* **What is asked**: Below is a block of records: output all of them exactly and leave out the pictures.

>>>>>

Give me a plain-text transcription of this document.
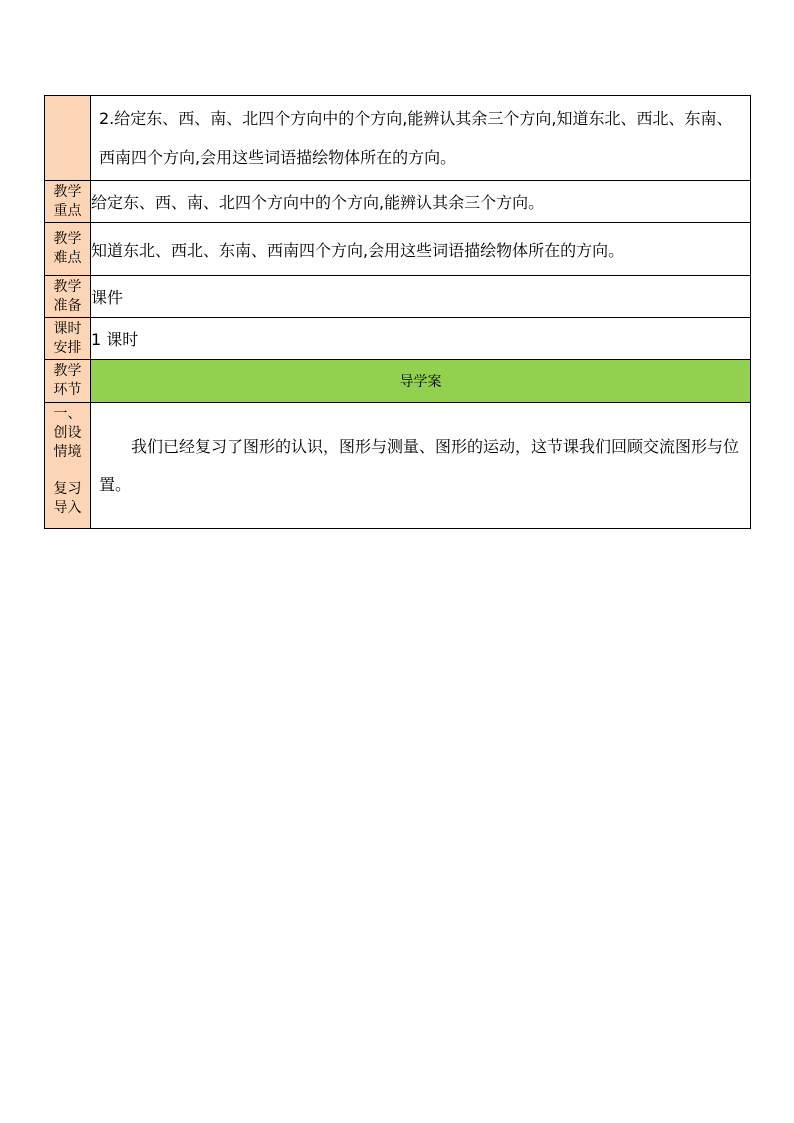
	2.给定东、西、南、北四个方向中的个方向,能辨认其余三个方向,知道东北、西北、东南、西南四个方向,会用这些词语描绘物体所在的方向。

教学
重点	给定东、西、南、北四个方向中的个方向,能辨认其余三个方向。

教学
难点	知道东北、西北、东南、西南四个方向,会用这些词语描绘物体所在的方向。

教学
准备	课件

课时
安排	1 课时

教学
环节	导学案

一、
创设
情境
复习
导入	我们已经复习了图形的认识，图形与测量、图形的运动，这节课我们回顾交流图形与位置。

<<<<<

* **Response to this exercise**:
Give me a plain-text transcription of this document.
	2.给定东、西、南、北四个方向中的个方向,能辨认其余三个方向,知道东北、西北、东南、西南四个方向,会用这些词语描绘物体所在的方向。

教学
重点	给定东、西、南、北四个方向中的个方向,能辨认其余三个方向。

教学
难点	知道东北、西北、东南、西南四个方向,会用这些词语描绘物体所在的方向。

教学
准备	课件

课时
安排	1 课时

教学
环节	导学案

一、
创设
情境
复习
导入	我们已经复习了图形的认识，图形与测量、图形的运动，这节课我们回顾交流图形与位置。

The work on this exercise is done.